* [EXERCISE TASK]
Look through the data for the string "产生内存压力". Copy every line where it is found.

[begin PROVIDED RECORDS]

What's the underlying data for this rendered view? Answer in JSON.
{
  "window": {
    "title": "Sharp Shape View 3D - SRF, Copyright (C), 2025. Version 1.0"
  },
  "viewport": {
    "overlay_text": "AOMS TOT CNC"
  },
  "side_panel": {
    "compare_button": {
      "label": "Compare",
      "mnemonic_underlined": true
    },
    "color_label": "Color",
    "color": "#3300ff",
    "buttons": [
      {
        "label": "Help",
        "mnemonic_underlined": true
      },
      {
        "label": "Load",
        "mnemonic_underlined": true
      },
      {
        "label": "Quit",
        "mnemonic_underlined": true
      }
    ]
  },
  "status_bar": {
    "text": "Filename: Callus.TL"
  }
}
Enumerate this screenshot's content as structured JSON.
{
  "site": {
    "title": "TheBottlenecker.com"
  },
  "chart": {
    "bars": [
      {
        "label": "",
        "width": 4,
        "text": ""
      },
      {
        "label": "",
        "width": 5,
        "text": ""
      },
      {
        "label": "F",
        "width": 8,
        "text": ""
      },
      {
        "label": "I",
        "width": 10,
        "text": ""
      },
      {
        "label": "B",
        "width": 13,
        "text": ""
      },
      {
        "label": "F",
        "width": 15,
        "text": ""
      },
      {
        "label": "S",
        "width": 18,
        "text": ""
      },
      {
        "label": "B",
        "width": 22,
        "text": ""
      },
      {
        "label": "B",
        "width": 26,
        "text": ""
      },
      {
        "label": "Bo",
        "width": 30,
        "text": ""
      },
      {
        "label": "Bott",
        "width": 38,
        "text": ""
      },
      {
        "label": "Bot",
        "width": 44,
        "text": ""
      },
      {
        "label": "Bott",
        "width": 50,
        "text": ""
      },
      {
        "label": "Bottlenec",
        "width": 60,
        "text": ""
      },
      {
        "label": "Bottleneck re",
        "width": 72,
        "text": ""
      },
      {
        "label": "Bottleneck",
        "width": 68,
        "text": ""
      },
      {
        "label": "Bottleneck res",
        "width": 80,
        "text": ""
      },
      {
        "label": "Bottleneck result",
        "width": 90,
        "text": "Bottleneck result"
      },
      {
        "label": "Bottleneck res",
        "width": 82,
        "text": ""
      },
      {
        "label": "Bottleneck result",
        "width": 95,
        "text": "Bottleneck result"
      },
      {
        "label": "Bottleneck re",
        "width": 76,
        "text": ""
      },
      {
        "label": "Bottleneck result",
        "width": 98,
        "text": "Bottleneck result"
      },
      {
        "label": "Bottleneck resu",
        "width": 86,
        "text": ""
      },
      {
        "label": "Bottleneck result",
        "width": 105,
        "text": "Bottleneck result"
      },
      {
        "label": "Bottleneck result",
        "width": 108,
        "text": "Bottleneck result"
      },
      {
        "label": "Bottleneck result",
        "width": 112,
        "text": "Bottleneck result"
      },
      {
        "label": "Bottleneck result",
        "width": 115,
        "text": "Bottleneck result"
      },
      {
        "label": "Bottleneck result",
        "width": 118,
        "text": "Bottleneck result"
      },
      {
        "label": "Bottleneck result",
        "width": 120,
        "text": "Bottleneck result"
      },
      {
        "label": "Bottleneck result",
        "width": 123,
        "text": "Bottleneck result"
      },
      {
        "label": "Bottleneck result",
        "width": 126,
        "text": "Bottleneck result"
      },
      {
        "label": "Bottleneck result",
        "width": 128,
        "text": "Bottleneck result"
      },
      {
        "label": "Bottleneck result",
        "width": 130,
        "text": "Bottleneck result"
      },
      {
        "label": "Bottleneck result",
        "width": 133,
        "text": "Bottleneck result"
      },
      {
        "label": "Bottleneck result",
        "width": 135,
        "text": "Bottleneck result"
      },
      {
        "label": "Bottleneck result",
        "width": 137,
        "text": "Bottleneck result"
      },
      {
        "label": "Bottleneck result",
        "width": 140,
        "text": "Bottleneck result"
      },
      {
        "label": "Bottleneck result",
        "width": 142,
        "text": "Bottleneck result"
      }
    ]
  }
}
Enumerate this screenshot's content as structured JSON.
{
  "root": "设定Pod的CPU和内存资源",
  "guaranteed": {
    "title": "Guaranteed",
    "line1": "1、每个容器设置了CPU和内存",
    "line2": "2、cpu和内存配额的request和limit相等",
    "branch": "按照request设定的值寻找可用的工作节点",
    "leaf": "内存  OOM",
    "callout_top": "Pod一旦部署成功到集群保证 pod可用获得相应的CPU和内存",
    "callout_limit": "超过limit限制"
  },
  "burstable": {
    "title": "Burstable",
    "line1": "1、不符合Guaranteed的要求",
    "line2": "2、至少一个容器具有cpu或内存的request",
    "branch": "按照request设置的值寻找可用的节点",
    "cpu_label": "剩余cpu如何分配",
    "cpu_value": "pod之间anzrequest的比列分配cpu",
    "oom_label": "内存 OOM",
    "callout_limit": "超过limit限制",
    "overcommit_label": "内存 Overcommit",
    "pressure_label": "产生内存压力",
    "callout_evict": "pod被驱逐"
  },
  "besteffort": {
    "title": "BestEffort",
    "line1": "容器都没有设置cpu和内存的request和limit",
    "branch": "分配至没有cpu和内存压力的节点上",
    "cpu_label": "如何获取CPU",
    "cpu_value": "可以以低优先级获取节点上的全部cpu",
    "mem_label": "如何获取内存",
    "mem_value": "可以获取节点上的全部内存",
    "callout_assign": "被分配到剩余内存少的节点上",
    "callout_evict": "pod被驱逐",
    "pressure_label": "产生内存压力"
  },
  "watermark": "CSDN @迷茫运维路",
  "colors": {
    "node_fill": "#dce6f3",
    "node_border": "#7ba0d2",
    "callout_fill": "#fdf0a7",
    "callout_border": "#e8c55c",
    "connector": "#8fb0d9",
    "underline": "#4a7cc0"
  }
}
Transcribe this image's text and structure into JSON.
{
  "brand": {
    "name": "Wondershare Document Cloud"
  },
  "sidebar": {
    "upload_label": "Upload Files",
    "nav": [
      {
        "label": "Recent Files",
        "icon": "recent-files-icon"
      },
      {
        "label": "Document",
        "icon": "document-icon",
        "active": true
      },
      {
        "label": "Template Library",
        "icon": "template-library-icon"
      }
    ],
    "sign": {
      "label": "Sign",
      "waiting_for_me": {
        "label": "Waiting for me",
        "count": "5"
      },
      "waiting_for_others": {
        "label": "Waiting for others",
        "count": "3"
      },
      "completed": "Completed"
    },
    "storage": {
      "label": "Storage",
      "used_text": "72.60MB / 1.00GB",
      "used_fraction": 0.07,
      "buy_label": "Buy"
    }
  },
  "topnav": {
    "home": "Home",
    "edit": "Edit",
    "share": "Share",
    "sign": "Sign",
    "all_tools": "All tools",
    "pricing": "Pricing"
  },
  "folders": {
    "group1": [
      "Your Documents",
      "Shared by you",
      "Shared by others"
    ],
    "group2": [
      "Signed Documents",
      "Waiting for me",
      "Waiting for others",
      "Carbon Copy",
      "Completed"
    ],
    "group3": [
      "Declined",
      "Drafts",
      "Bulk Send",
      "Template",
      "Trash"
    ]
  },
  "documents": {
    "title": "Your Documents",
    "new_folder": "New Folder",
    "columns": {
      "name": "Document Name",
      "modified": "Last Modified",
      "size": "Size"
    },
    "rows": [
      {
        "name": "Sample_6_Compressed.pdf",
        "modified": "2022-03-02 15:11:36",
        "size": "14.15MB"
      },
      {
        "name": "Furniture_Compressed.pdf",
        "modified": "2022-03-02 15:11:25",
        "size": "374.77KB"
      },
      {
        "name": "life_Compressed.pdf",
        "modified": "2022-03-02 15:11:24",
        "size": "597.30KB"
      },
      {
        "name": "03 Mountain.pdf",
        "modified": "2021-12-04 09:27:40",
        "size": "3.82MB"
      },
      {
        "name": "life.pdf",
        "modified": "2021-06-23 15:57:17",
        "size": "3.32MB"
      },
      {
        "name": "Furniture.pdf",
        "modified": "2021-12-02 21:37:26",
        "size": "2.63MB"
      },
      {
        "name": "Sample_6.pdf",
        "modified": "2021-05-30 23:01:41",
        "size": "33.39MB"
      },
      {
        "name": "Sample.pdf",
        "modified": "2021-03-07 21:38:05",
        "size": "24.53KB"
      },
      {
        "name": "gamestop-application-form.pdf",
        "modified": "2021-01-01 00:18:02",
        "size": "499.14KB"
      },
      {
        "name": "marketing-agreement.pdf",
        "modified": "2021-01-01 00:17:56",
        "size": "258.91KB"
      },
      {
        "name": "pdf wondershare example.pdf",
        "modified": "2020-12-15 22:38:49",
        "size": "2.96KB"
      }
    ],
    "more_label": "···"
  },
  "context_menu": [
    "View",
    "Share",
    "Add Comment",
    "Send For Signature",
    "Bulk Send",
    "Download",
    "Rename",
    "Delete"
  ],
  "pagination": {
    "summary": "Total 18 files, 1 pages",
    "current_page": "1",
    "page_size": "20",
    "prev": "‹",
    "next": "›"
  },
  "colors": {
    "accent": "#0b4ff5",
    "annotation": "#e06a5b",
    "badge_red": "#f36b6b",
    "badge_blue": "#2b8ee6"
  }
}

[end PROVIDED RECORDS]

* [OUTPUT BELOW]
    "pressure_label": "产生内存压力",
    "pressure_label": "产生内存压力"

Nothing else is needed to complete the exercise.